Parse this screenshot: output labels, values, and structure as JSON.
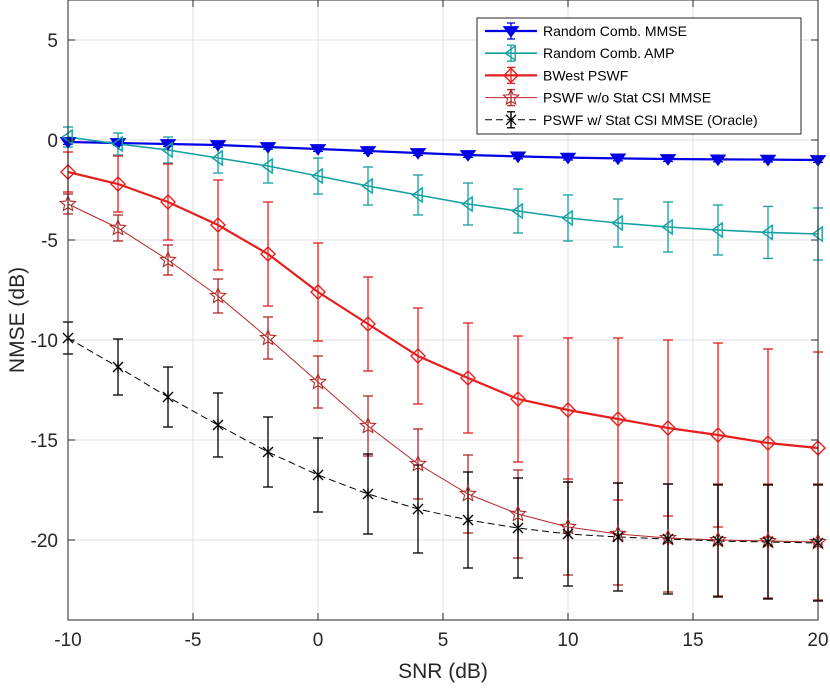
{
  "chart_data": {
    "type": "line",
    "title": "",
    "xlabel": "SNR (dB)",
    "ylabel": "NMSE (dB)",
    "xlim": [
      -10,
      20
    ],
    "ylim": [
      -24,
      7
    ],
    "x_ticks": [
      -10,
      -5,
      0,
      5,
      10,
      15,
      20
    ],
    "x_tick_labels": [
      "-10",
      "-5",
      "0",
      "5",
      "10",
      "15",
      "20"
    ],
    "y_ticks": [
      5,
      0,
      -5,
      -10,
      -15,
      -20
    ],
    "y_tick_labels": [
      "5",
      "0",
      "-5",
      "-10",
      "-15",
      "-20"
    ],
    "grid": true,
    "legend_position": "top-right",
    "x": [
      -10,
      -8,
      -6,
      -4,
      -2,
      0,
      2,
      4,
      6,
      8,
      10,
      12,
      14,
      16,
      18,
      20
    ],
    "series": [
      {
        "name": "Random Comb. MMSE",
        "color": "#0000e6",
        "marker": "triangle-down",
        "line_style": "solid",
        "values": [
          -0.1,
          -0.15,
          -0.2,
          -0.25,
          -0.35,
          -0.45,
          -0.55,
          -0.65,
          -0.75,
          -0.82,
          -0.88,
          -0.92,
          -0.95,
          -0.97,
          -0.98,
          -1.0
        ],
        "error": [
          0.12,
          0.12,
          0.12,
          0.12,
          0.12,
          0.12,
          0.12,
          0.12,
          0.12,
          0.12,
          0.12,
          0.12,
          0.12,
          0.12,
          0.12,
          0.12
        ]
      },
      {
        "name": "Random Comb. AMP",
        "color": "#14a0a0",
        "marker": "triangle-left",
        "line_style": "solid",
        "values": [
          0.15,
          -0.2,
          -0.5,
          -0.9,
          -1.3,
          -1.8,
          -2.3,
          -2.75,
          -3.2,
          -3.55,
          -3.9,
          -4.15,
          -4.35,
          -4.5,
          -4.62,
          -4.7
        ],
        "error": [
          0.5,
          0.55,
          0.65,
          0.75,
          0.85,
          0.9,
          0.95,
          1.0,
          1.05,
          1.1,
          1.15,
          1.2,
          1.25,
          1.25,
          1.3,
          1.3
        ]
      },
      {
        "name": "BWest PSWF",
        "color": "#e61e1e",
        "marker": "diamond",
        "line_style": "solid",
        "values": [
          -1.6,
          -2.2,
          -3.1,
          -4.25,
          -5.7,
          -7.6,
          -9.2,
          -10.8,
          -11.9,
          -12.95,
          -13.5,
          -13.95,
          -14.4,
          -14.75,
          -15.15,
          -15.4
        ],
        "error": [
          1.0,
          1.4,
          1.9,
          2.25,
          2.6,
          2.45,
          2.35,
          2.4,
          2.75,
          3.15,
          3.6,
          4.05,
          4.4,
          4.6,
          4.7,
          4.8
        ]
      },
      {
        "name": "PSWF w/o Stat CSI MMSE",
        "color": "#b42828",
        "marker": "star",
        "line_style": "solid",
        "values": [
          -3.2,
          -4.4,
          -6.0,
          -7.8,
          -9.9,
          -12.1,
          -14.3,
          -16.2,
          -17.7,
          -18.7,
          -19.35,
          -19.7,
          -19.9,
          -20.0,
          -20.05,
          -20.1
        ],
        "error": [
          0.5,
          0.65,
          0.75,
          0.85,
          1.05,
          1.3,
          1.5,
          1.75,
          1.95,
          2.2,
          2.4,
          2.55,
          2.7,
          2.8,
          2.85,
          2.9
        ]
      },
      {
        "name": "PSWF w/ Stat CSI MMSE (Oracle)",
        "color": "#000000",
        "marker": "asterisk",
        "line_style": "dashed",
        "values": [
          -9.9,
          -11.35,
          -12.85,
          -14.25,
          -15.6,
          -16.75,
          -17.7,
          -18.45,
          -19.0,
          -19.4,
          -19.7,
          -19.85,
          -19.95,
          -20.05,
          -20.1,
          -20.15
        ],
        "error": [
          0.8,
          1.4,
          1.5,
          1.6,
          1.75,
          1.85,
          2.0,
          2.2,
          2.4,
          2.5,
          2.6,
          2.7,
          2.75,
          2.8,
          2.85,
          2.9
        ]
      }
    ]
  }
}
★ ★ ★ ★
▸ **Goal**
Leave the pictures out and reproduce each record exactly as written.

▸ **Answer to the problem**
Parse this screenshot: output labels, values, and structure as JSON.
{
  "chart_data": {
    "type": "line",
    "title": "",
    "xlabel": "SNR (dB)",
    "ylabel": "NMSE (dB)",
    "xlim": [
      -10,
      20
    ],
    "ylim": [
      -24,
      7
    ],
    "x_ticks": [
      -10,
      -5,
      0,
      5,
      10,
      15,
      20
    ],
    "x_tick_labels": [
      "-10",
      "-5",
      "0",
      "5",
      "10",
      "15",
      "20"
    ],
    "y_ticks": [
      5,
      0,
      -5,
      -10,
      -15,
      -20
    ],
    "y_tick_labels": [
      "5",
      "0",
      "-5",
      "-10",
      "-15",
      "-20"
    ],
    "grid": true,
    "legend_position": "top-right",
    "x": [
      -10,
      -8,
      -6,
      -4,
      -2,
      0,
      2,
      4,
      6,
      8,
      10,
      12,
      14,
      16,
      18,
      20
    ],
    "series": [
      {
        "name": "Random Comb. MMSE",
        "color": "#0000e6",
        "marker": "triangle-down",
        "line_style": "solid",
        "values": [
          -0.1,
          -0.15,
          -0.2,
          -0.25,
          -0.35,
          -0.45,
          -0.55,
          -0.65,
          -0.75,
          -0.82,
          -0.88,
          -0.92,
          -0.95,
          -0.97,
          -0.98,
          -1.0
        ],
        "error": [
          0.12,
          0.12,
          0.12,
          0.12,
          0.12,
          0.12,
          0.12,
          0.12,
          0.12,
          0.12,
          0.12,
          0.12,
          0.12,
          0.12,
          0.12,
          0.12
        ]
      },
      {
        "name": "Random Comb. AMP",
        "color": "#14a0a0",
        "marker": "triangle-left",
        "line_style": "solid",
        "values": [
          0.15,
          -0.2,
          -0.5,
          -0.9,
          -1.3,
          -1.8,
          -2.3,
          -2.75,
          -3.2,
          -3.55,
          -3.9,
          -4.15,
          -4.35,
          -4.5,
          -4.62,
          -4.7
        ],
        "error": [
          0.5,
          0.55,
          0.65,
          0.75,
          0.85,
          0.9,
          0.95,
          1.0,
          1.05,
          1.1,
          1.15,
          1.2,
          1.25,
          1.25,
          1.3,
          1.3
        ]
      },
      {
        "name": "BWest PSWF",
        "color": "#e61e1e",
        "marker": "diamond",
        "line_style": "solid",
        "values": [
          -1.6,
          -2.2,
          -3.1,
          -4.25,
          -5.7,
          -7.6,
          -9.2,
          -10.8,
          -11.9,
          -12.95,
          -13.5,
          -13.95,
          -14.4,
          -14.75,
          -15.15,
          -15.4
        ],
        "error": [
          1.0,
          1.4,
          1.9,
          2.25,
          2.6,
          2.45,
          2.35,
          2.4,
          2.75,
          3.15,
          3.6,
          4.05,
          4.4,
          4.6,
          4.7,
          4.8
        ]
      },
      {
        "name": "PSWF w/o Stat CSI MMSE",
        "color": "#b42828",
        "marker": "star",
        "line_style": "solid",
        "values": [
          -3.2,
          -4.4,
          -6.0,
          -7.8,
          -9.9,
          -12.1,
          -14.3,
          -16.2,
          -17.7,
          -18.7,
          -19.35,
          -19.7,
          -19.9,
          -20.0,
          -20.05,
          -20.1
        ],
        "error": [
          0.5,
          0.65,
          0.75,
          0.85,
          1.05,
          1.3,
          1.5,
          1.75,
          1.95,
          2.2,
          2.4,
          2.55,
          2.7,
          2.8,
          2.85,
          2.9
        ]
      },
      {
        "name": "PSWF w/ Stat CSI MMSE (Oracle)",
        "color": "#000000",
        "marker": "asterisk",
        "line_style": "dashed",
        "values": [
          -9.9,
          -11.35,
          -12.85,
          -14.25,
          -15.6,
          -16.75,
          -17.7,
          -18.45,
          -19.0,
          -19.4,
          -19.7,
          -19.85,
          -19.95,
          -20.05,
          -20.1,
          -20.15
        ],
        "error": [
          0.8,
          1.4,
          1.5,
          1.6,
          1.75,
          1.85,
          2.0,
          2.2,
          2.4,
          2.5,
          2.6,
          2.7,
          2.75,
          2.8,
          2.85,
          2.9
        ]
      }
    ]
  }
}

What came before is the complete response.